BEGIN Available records
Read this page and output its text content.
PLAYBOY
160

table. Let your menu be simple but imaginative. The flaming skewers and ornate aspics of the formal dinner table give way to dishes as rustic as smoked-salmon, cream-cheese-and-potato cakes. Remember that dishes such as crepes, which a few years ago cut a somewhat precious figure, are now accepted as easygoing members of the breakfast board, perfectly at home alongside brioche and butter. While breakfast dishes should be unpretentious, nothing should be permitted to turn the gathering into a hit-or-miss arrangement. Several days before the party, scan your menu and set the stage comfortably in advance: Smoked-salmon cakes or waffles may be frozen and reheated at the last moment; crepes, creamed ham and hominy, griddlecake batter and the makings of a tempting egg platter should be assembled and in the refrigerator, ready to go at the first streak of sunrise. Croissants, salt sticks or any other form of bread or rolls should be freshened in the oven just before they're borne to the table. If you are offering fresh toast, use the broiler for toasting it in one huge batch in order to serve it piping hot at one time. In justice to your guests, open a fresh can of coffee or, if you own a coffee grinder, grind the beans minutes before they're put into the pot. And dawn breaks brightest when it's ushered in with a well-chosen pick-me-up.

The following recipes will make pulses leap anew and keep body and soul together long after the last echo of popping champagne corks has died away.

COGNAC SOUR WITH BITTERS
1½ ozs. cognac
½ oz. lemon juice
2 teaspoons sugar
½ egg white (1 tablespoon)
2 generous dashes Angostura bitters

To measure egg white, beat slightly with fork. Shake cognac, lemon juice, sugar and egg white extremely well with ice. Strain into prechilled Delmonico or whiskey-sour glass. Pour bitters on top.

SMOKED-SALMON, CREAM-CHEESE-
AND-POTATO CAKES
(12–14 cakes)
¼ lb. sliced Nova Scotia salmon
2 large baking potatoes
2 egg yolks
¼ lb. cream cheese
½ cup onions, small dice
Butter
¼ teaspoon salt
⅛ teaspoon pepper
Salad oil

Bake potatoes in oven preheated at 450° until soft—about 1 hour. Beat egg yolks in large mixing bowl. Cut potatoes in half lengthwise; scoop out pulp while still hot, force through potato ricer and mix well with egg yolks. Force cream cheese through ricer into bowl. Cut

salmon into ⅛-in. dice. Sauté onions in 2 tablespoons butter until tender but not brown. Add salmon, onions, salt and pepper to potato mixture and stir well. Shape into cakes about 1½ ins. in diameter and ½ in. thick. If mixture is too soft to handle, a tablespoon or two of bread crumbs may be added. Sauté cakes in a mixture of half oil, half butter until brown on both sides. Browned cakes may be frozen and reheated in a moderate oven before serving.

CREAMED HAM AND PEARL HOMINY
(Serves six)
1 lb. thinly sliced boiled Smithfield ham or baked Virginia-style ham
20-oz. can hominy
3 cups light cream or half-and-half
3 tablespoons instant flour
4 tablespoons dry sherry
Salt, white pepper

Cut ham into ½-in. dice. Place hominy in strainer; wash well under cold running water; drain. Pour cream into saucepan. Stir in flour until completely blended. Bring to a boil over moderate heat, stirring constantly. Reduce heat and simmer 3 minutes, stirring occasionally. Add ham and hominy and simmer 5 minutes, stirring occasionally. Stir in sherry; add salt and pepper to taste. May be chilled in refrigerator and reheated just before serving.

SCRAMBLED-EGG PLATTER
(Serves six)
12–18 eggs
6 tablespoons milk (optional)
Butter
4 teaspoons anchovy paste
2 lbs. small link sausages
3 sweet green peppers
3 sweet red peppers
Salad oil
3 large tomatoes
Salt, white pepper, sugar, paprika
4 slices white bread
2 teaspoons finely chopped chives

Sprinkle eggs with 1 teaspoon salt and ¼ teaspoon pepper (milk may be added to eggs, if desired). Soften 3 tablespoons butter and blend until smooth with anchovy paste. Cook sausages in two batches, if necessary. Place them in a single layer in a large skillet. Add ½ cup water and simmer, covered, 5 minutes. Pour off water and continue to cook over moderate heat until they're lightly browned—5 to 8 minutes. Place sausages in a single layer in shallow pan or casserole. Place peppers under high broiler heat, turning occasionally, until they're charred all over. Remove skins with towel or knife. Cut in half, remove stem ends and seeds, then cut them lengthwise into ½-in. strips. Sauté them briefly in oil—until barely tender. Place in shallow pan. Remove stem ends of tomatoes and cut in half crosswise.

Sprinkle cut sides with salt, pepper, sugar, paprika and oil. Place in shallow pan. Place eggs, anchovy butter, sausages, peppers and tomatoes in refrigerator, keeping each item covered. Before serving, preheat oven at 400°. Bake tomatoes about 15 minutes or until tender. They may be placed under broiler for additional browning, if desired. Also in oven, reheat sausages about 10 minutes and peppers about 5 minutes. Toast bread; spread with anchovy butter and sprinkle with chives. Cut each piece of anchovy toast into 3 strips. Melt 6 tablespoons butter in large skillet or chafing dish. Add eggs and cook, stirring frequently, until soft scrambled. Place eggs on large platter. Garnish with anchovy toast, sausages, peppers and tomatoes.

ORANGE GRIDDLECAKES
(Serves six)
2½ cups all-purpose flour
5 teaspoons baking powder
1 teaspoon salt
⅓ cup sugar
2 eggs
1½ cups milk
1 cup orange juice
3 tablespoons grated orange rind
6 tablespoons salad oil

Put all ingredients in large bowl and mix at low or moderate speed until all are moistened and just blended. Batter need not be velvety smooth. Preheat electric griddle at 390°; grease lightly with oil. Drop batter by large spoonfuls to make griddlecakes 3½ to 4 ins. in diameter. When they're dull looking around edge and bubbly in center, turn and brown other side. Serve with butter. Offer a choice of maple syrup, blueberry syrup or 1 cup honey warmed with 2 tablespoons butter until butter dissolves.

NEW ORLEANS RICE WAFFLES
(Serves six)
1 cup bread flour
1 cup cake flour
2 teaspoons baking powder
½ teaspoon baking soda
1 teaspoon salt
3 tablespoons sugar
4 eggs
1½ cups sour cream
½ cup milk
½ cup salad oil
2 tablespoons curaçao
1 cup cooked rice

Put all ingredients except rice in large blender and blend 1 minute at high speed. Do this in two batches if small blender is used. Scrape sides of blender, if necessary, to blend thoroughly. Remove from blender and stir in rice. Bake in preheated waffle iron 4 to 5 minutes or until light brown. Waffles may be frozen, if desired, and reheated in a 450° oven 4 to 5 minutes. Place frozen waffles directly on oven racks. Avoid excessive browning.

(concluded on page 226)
END Available records
> _Directions for this task_
Return each entry from the material above exactly as it appears.

> _Output of the task_
Read this page and output its text content.
PLAYBOY
160

table. Let your menu be simple but imaginative. The flaming skewers and ornate aspics of the formal dinner table give way to dishes as rustic as smoked-salmon, cream-cheese-and-potato cakes. Remember that dishes such as crepes, which a few years ago cut a somewhat precious figure, are now accepted as easygoing members of the breakfast board, perfectly at home alongside brioche and butter. While breakfast dishes should be unpretentious, nothing should be permitted to turn the gathering into a hit-or-miss arrangement. Several days before the party, scan your menu and set the stage comfortably in advance: Smoked-salmon cakes or waffles may be frozen and reheated at the last moment; crepes, creamed ham and hominy, griddlecake batter and the makings of a tempting egg platter should be assembled and in the refrigerator, ready to go at the first streak of sunrise. Croissants, salt sticks or any other form of bread or rolls should be freshened in the oven just before they're borne to the table. If you are offering fresh toast, use the broiler for toasting it in one huge batch in order to serve it piping hot at one time. In justice to your guests, open a fresh can of coffee or, if you own a coffee grinder, grind the beans minutes before they're put into the pot. And dawn breaks brightest when it's ushered in with a well-chosen pick-me-up.

The following recipes will make pulses leap anew and keep body and soul together long after the last echo of popping champagne corks has died away.

COGNAC SOUR WITH BITTERS
1½ ozs. cognac
½ oz. lemon juice
2 teaspoons sugar
½ egg white (1 tablespoon)
2 generous dashes Angostura bitters

To measure egg white, beat slightly with fork. Shake cognac, lemon juice, sugar and egg white extremely well with ice. Strain into prechilled Delmonico or whiskey-sour glass. Pour bitters on top.

SMOKED-SALMON, CREAM-CHEESE-
AND-POTATO CAKES
(12–14 cakes)
¼ lb. sliced Nova Scotia salmon
2 large baking potatoes
2 egg yolks
¼ lb. cream cheese
½ cup onions, small dice
Butter
¼ teaspoon salt
⅛ teaspoon pepper
Salad oil

Bake potatoes in oven preheated at 450° until soft—about 1 hour. Beat egg yolks in large mixing bowl. Cut potatoes in half lengthwise; scoop out pulp while still hot, force through potato ricer and mix well with egg yolks. Force cream cheese through ricer into bowl. Cut

salmon into ⅛-in. dice. Sauté onions in 2 tablespoons butter until tender but not brown. Add salmon, onions, salt and pepper to potato mixture and stir well. Shape into cakes about 1½ ins. in diameter and ½ in. thick. If mixture is too soft to handle, a tablespoon or two of bread crumbs may be added. Sauté cakes in a mixture of half oil, half butter until brown on both sides. Browned cakes may be frozen and reheated in a moderate oven before serving.

CREAMED HAM AND PEARL HOMINY
(Serves six)
1 lb. thinly sliced boiled Smithfield ham or baked Virginia-style ham
20-oz. can hominy
3 cups light cream or half-and-half
3 tablespoons instant flour
4 tablespoons dry sherry
Salt, white pepper

Cut ham into ½-in. dice. Place hominy in strainer; wash well under cold running water; drain. Pour cream into saucepan. Stir in flour until completely blended. Bring to a boil over moderate heat, stirring constantly. Reduce heat and simmer 3 minutes, stirring occasionally. Add ham and hominy and simmer 5 minutes, stirring occasionally. Stir in sherry; add salt and pepper to taste. May be chilled in refrigerator and reheated just before serving.

SCRAMBLED-EGG PLATTER
(Serves six)
12–18 eggs
6 tablespoons milk (optional)
Butter
4 teaspoons anchovy paste
2 lbs. small link sausages
3 sweet green peppers
3 sweet red peppers
Salad oil
3 large tomatoes
Salt, white pepper, sugar, paprika
4 slices white bread
2 teaspoons finely chopped chives

Sprinkle eggs with 1 teaspoon salt and ¼ teaspoon pepper (milk may be added to eggs, if desired). Soften 3 tablespoons butter and blend until smooth with anchovy paste. Cook sausages in two batches, if necessary. Place them in a single layer in a large skillet. Add ½ cup water and simmer, covered, 5 minutes. Pour off water and continue to cook over moderate heat until they're lightly browned—5 to 8 minutes. Place sausages in a single layer in shallow pan or casserole. Place peppers under high broiler heat, turning occasionally, until they're charred all over. Remove skins with towel or knife. Cut in half, remove stem ends and seeds, then cut them lengthwise into ½-in. strips. Sauté them briefly in oil—until barely tender. Place in shallow pan. Remove stem ends of tomatoes and cut in half crosswise.

Sprinkle cut sides with salt, pepper, sugar, paprika and oil. Place in shallow pan. Place eggs, anchovy butter, sausages, peppers and tomatoes in refrigerator, keeping each item covered. Before serving, preheat oven at 400°. Bake tomatoes about 15 minutes or until tender. They may be placed under broiler for additional browning, if desired. Also in oven, reheat sausages about 10 minutes and peppers about 5 minutes. Toast bread; spread with anchovy butter and sprinkle with chives. Cut each piece of anchovy toast into 3 strips. Melt 6 tablespoons butter in large skillet or chafing dish. Add eggs and cook, stirring frequently, until soft scrambled. Place eggs on large platter. Garnish with anchovy toast, sausages, peppers and tomatoes.

ORANGE GRIDDLECAKES
(Serves six)
2½ cups all-purpose flour
5 teaspoons baking powder
1 teaspoon salt
⅓ cup sugar
2 eggs
1½ cups milk
1 cup orange juice
3 tablespoons grated orange rind
6 tablespoons salad oil

Put all ingredients in large bowl and mix at low or moderate speed until all are moistened and just blended. Batter need not be velvety smooth. Preheat electric griddle at 390°; grease lightly with oil. Drop batter by large spoonfuls to make griddlecakes 3½ to 4 ins. in diameter. When they're dull looking around edge and bubbly in center, turn and brown other side. Serve with butter. Offer a choice of maple syrup, blueberry syrup or 1 cup honey warmed with 2 tablespoons butter until butter dissolves.

NEW ORLEANS RICE WAFFLES
(Serves six)
1 cup bread flour
1 cup cake flour
2 teaspoons baking powder
½ teaspoon baking soda
1 teaspoon salt
3 tablespoons sugar
4 eggs
1½ cups sour cream
½ cup milk
½ cup salad oil
2 tablespoons curaçao
1 cup cooked rice

Put all ingredients except rice in large blender and blend 1 minute at high speed. Do this in two batches if small blender is used. Scrape sides of blender, if necessary, to blend thoroughly. Remove from blender and stir in rice. Bake in preheated waffle iron 4 to 5 minutes or until light brown. Waffles may be frozen, if desired, and reheated in a 450° oven 4 to 5 minutes. Place frozen waffles directly on oven racks. Avoid excessive browning.

(concluded on page 226)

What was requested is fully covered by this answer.